(The request) Go through the listing and return every line with "регистрационную" in it.

(Data section)

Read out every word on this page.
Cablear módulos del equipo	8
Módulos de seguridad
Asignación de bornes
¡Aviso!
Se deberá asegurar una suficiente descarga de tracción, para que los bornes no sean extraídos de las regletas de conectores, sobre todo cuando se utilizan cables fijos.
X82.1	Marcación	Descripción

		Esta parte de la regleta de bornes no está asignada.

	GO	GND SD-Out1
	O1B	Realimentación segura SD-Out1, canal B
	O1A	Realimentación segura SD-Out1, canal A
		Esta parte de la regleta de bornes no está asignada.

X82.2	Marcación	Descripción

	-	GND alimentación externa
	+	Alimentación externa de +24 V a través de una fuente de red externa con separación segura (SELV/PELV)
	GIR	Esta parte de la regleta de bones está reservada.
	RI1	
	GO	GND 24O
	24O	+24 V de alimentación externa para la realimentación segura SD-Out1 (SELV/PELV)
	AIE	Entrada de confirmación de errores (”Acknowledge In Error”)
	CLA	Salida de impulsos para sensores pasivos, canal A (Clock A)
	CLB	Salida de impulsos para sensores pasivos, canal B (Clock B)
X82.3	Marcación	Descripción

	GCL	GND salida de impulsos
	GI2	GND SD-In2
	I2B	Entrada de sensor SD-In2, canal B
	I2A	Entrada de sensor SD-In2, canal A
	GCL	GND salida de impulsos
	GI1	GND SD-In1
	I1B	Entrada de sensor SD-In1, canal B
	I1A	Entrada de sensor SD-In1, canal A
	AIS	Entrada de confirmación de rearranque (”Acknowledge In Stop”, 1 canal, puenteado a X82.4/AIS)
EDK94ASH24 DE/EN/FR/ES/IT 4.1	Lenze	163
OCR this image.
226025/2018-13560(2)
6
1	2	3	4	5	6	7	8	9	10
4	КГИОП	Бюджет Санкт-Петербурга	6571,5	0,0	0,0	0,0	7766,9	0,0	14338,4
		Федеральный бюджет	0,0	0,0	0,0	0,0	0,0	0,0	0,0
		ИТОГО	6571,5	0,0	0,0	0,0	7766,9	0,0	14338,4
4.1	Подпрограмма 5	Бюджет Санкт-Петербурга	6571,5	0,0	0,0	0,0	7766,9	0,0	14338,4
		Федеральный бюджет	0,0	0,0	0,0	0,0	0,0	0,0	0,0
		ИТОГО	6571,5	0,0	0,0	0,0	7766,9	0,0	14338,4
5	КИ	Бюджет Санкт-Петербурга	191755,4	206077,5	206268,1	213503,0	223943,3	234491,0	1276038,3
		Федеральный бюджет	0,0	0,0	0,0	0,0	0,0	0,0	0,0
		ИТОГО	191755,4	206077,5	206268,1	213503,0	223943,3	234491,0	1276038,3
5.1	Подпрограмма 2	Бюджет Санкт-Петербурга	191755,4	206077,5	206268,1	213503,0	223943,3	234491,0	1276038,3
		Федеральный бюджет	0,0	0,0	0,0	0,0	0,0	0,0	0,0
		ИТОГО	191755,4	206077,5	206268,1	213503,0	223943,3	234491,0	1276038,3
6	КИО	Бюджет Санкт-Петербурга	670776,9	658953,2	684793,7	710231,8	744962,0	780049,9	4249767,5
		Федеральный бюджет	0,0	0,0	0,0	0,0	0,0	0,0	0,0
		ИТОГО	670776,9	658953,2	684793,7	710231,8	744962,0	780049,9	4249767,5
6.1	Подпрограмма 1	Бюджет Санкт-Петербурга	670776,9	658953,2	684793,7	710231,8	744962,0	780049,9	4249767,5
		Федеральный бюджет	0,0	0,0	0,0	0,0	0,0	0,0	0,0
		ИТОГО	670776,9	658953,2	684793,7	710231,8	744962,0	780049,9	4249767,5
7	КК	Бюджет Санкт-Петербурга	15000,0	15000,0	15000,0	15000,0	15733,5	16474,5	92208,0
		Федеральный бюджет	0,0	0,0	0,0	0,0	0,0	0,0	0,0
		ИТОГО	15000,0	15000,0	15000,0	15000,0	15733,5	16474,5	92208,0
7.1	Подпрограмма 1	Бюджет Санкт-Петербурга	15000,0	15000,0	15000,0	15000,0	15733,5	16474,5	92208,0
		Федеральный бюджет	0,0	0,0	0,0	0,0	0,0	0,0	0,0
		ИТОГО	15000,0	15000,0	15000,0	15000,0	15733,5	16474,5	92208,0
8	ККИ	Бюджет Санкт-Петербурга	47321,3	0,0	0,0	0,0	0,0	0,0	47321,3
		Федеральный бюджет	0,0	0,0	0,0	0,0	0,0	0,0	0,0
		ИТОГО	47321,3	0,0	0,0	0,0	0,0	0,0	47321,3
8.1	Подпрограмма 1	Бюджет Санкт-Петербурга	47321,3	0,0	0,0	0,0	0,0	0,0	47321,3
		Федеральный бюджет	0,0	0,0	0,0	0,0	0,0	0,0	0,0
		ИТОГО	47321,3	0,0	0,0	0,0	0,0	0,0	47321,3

==

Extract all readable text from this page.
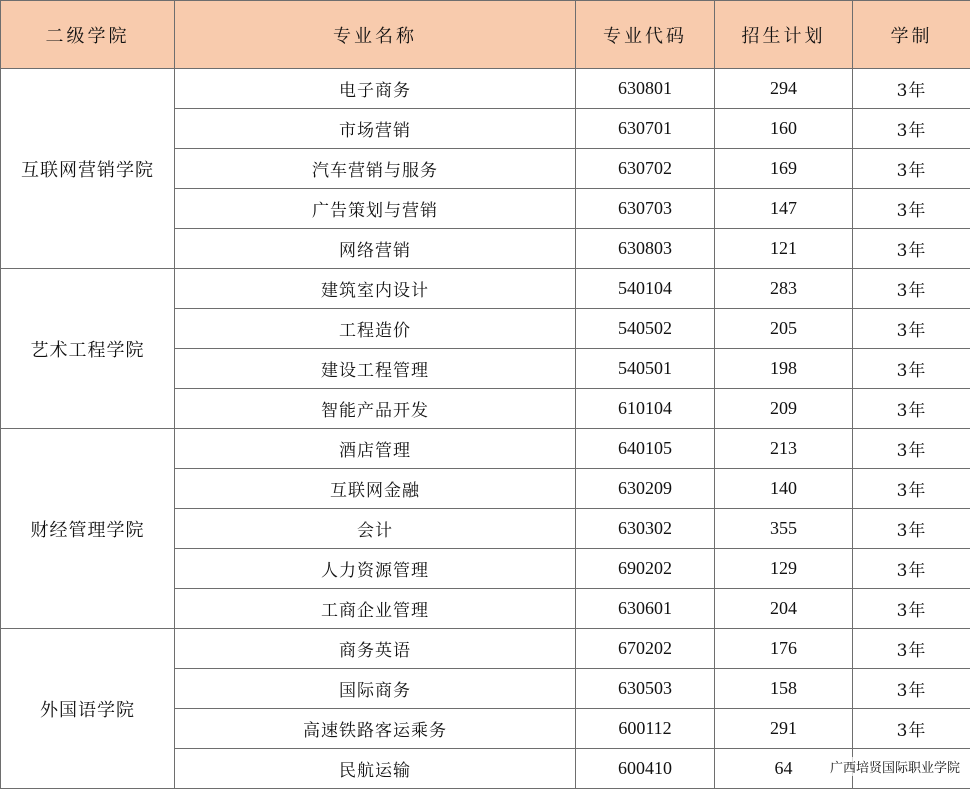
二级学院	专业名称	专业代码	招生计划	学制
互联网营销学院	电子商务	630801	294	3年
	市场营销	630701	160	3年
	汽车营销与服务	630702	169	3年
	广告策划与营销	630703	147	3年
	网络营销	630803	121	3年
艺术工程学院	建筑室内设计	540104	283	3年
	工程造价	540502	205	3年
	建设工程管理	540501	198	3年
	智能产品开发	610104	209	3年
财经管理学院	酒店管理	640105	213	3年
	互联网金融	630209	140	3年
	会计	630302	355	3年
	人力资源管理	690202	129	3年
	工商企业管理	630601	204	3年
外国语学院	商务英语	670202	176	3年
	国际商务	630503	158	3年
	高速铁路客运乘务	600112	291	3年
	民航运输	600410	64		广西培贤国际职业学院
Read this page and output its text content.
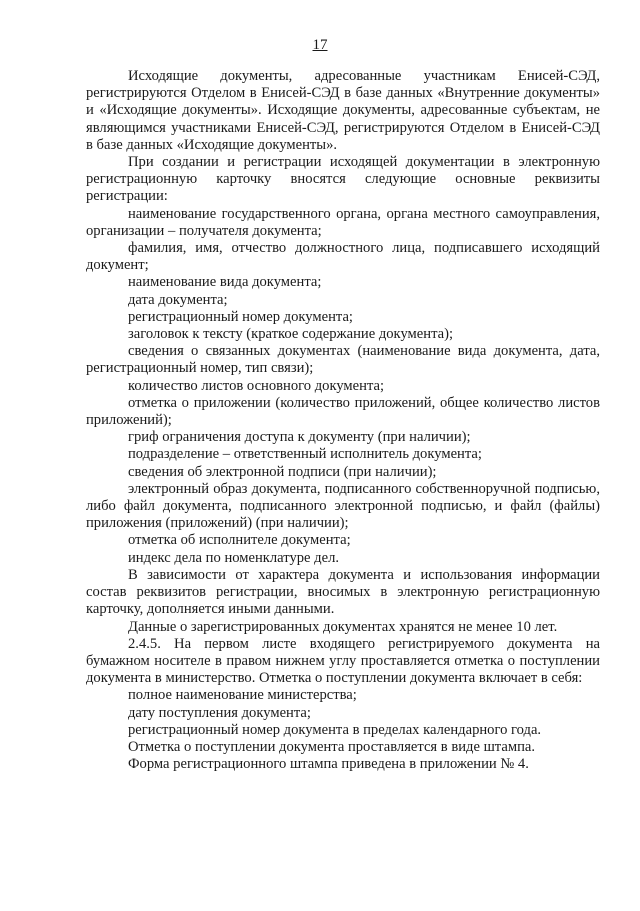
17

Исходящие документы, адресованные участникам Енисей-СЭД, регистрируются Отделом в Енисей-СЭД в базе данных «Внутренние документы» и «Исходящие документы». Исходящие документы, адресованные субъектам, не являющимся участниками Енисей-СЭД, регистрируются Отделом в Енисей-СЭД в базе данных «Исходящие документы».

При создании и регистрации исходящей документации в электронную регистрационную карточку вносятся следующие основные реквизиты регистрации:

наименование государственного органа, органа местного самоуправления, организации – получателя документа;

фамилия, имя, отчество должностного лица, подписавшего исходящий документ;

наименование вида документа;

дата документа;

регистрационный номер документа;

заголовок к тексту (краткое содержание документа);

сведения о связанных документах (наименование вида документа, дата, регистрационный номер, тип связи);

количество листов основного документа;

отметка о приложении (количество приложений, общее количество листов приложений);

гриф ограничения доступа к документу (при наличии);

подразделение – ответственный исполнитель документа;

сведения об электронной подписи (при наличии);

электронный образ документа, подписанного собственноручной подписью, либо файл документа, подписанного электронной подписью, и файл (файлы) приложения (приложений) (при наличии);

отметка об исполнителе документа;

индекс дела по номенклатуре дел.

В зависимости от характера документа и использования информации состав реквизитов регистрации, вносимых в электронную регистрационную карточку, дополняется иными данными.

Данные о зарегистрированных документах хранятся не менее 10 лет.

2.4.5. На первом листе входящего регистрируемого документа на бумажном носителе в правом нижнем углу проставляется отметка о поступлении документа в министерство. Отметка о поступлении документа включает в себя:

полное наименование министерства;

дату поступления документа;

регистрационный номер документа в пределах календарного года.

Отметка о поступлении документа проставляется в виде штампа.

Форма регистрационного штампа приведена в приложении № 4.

(Completed exercise)
При создании и регистрации исходящей документации в электронную регистрационную карточку вносятся следующие основные реквизиты регистрации:
В зависимости от характера документа и использования информации состав реквизитов регистрации, вносимых в электронную регистрационную карточку, дополняется иными данными.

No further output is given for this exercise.